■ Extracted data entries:

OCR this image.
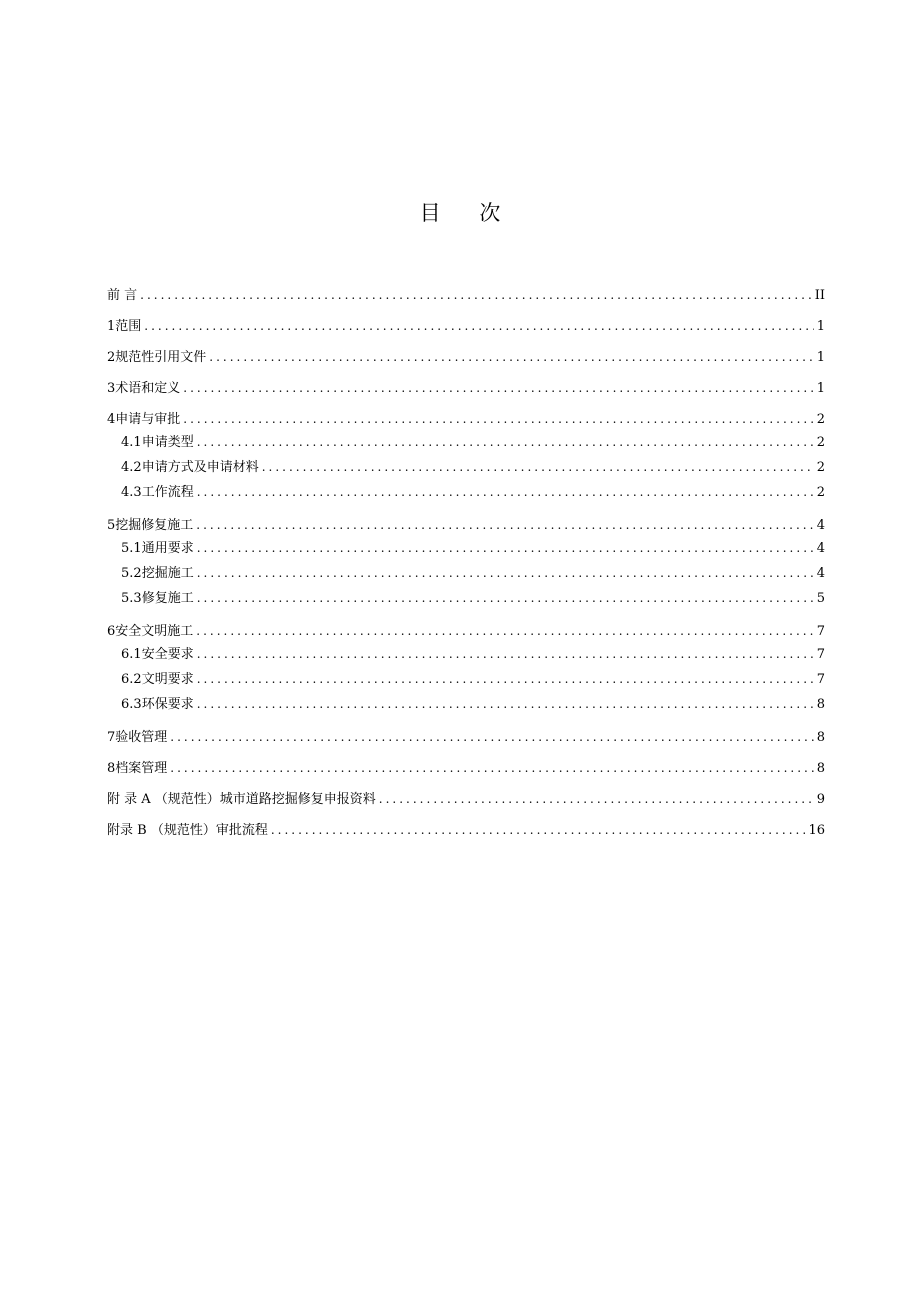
目 次
前 言 .....	II
1范围 .....	1
2规范性引用文件 .....	1
3术语和定义 .....	1
4申请与审批 .....	2
4.1 申请类型 .....	2
4.2 申请方式及申请材料 .....	2
4.3 工作流程 .....	2
5挖掘修复施工 .....	4
5.1 通用要求 .....	4
5.2 挖掘施工 .....	4
5.3 修复施工 .....	5
6安全文明施工 .....	7
6.1 安全要求 .....	7
6.2 文明要求 .....	7
6.3 环保要求 .....	8
7验收管理 .....	8
8档案管理 .....	8
附 录 A （规范性）城市道路挖掘修复申报资料 .....	9
附录 B （规范性）审批流程 .....	16
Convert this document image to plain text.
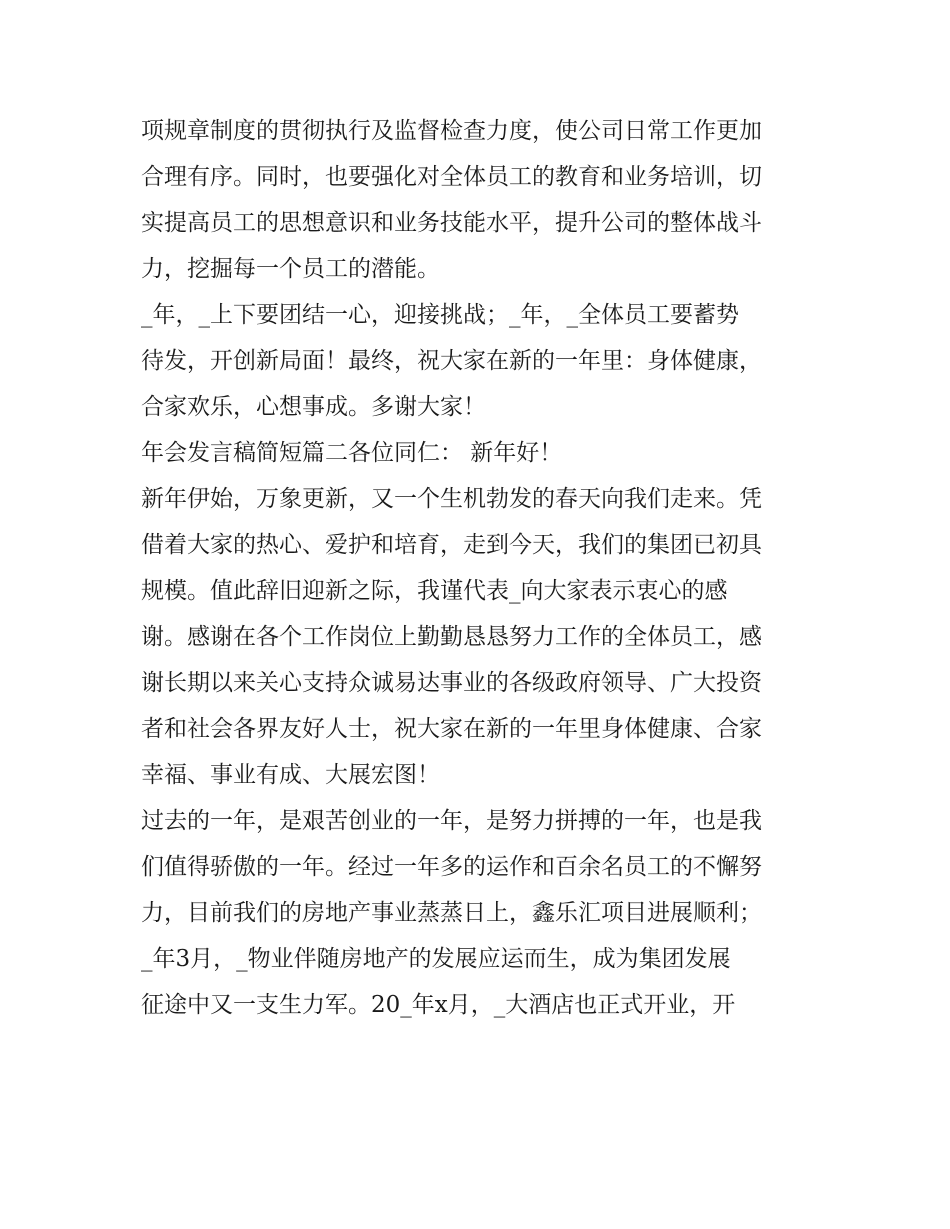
项规章制度的贯彻执行及监督检查力度，使公司日常工作更加
合理有序。同时，也要强化对全体员工的教育和业务培训，切
实提高员工的思想意识和业务技能水平，提升公司的整体战斗
力，挖掘每一个员工的潜能。
_年，_上下要团结一心，迎接挑战；_年，_全体员工要蓄势
待发，开创新局面！最终，祝大家在新的一年里：身体健康，
合家欢乐，心想事成。多谢大家！
年会发言稿简短篇二各位同仁： 新年好！
新年伊始，万象更新，又一个生机勃发的春天向我们走来。凭
借着大家的热心、爱护和培育，走到今天，我们的集团已初具
规模。值此辞旧迎新之际，我谨代表_向大家表示衷心的感
谢。感谢在各个工作岗位上勤勤恳恳努力工作的全体员工，感
谢长期以来关心支持众诚易达事业的各级政府领导、广大投资
者和社会各界友好人士，祝大家在新的一年里身体健康、合家
幸福、事业有成、大展宏图！
过去的一年，是艰苦创业的一年，是努力拼搏的一年，也是我
们值得骄傲的一年。经过一年多的运作和百余名员工的不懈努
力，目前我们的房地产事业蒸蒸日上，鑫乐汇项目进展顺利；
_年3月，_物业伴随房地产的发展应运而生，成为集团发展
征途中又一支生力军。20_年x月，_大酒店也正式开业，开
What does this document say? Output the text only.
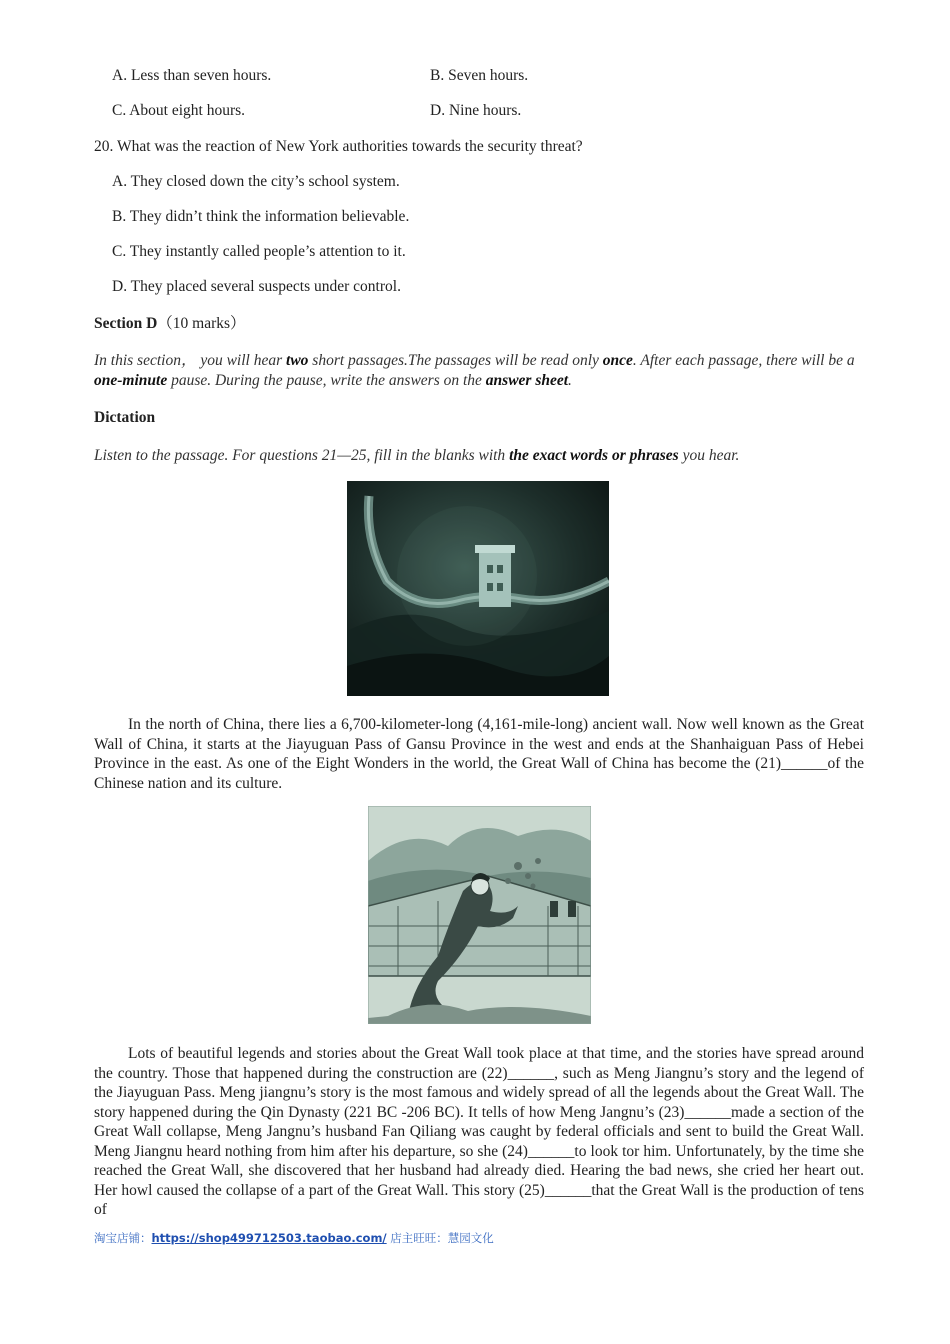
A. Less than seven hours.	B. Seven hours.
C. About eight hours.	D. Nine hours.
20. What was the reaction of New York authorities towards the security threat?
A. They closed down the city’s school system.
B. They didn’t think the information believable.
C. They instantly called people’s attention to it.
D. They placed several suspects under control.
Section D（10 marks）
In this section， you will hear two short passages.The passages will be read only once. After each passage, there will be a one-minute pause. During the pause, write the answers on the answer sheet.
Dictation
Listen to the passage. For questions 21—25, fill in the blanks with the exact words or phrases you hear.
In the north of China, there lies a 6,700-kilometer-long (4,161-mile-long) ancient wall. Now well known as the Great Wall of China, it starts at the Jiayuguan Pass of Gansu Province in the west and ends at the Shanhaiguan Pass of Hebei Province in the east. As one of the Eight Wonders in the world, the Great Wall of China has become the (21)______of the Chinese nation and its culture.
Lots of beautiful legends and stories about the Great Wall took place at that time, and the stories have spread around the country. Those that happened during the construction are (22)______, such as Meng Jiangnu’s story and the legend of the Jiayuguan Pass. Meng jiangnu’s story is the most famous and widely spread of all the legends about the Great Wall. The story happened during the Qin Dynasty (221 BC -206 BC). It tells of how Meng Jangnu’s (23)______made a section of the Great Wall collapse, Meng Jangnu’s husband Fan Qiliang was caught by federal officials and sent to build the Great Wall. Meng Jiangnu heard nothing from him after his departure, so she (24)______to look tor him. Unfortunately, by the time she reached the Great Wall, she discovered that her husband had already died. Hearing the bad news, she cried her heart out. Her howl caused the collapse of a part of the Great Wall. This story (25)______that the Great Wall is the production of tens of
淘宝店铺：https://shop499712503.taobao.com/ 店主旺旺：慧园文化
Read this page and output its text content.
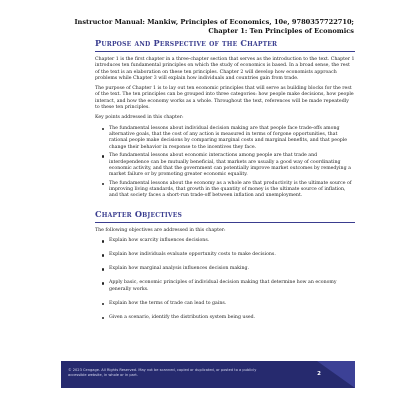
Instructor Manual: Mankiw, Principles of Economics, 10e, 9780357722710;
Chapter 1: Ten Principles of Economics
Purpose and Perspective of the Chapter

Chapter 1 is the first chapter in a three-chapter section that serves as the introduction to the text. Chapter 1 introduces ten fundamental principles on which the study of economics is based. In a broad sense, the rest of the text is an elaboration on these ten principles. Chapter 2 will develop how economists approach problems while Chapter 3 will explain how individuals and countries gain from trade.

The purpose of Chapter 1 is to lay out ten economic principles that will serve as building blocks for the rest of the text. The ten principles can be grouped into three categories: how people make decisions, how people interact, and how the economy works as a whole. Throughout the text, references will be made repeatedly to these ten principles.

Key points addressed in this chapter:

The fundamental lessons about individual decision making are that people face trade-offs among alternative goals, that the cost of any action is measured in terms of forgone opportunities, that rational people make decisions by comparing marginal costs and marginal benefits, and that people change their behavior in response to the incentives they face.
The fundamental lessons about economic interactions among people are that trade and interdependence can be mutually beneficial, that markets are usually a good way of coordinating economic activity, and that the government can potentially improve market outcomes by remedying a market failure or by promoting greater economic equality.
The fundamental lessons about the economy as a whole are that productivity is the ultimate source of improving living standards, that growth in the quantity of money is the ultimate source of inflation, and that society faces a short-run trade-off between inflation and unemployment.
Chapter Objectives

The following objectives are addressed in this chapter:

Explain how scarcity influences decisions.
Explain how individuals evaluate opportunity costs to make decisions.
Explain how marginal analysis influences decision making.
Apply basic, economic principles of individual decision making that determine how an economy generally works.
Explain how the terms of trade can lead to gains.
Given a scenario, identify the distribution system being used.
© 2023 Cengage. All Rights Reserved. May not be scanned, copied or duplicated, or posted to a publicly accessible website, in whole or in part.	2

■ Task description: Identify the lines in the entries above that contain "image", then copy them out.

■ Task output:
OCR this image.
Convert this document image to plain text.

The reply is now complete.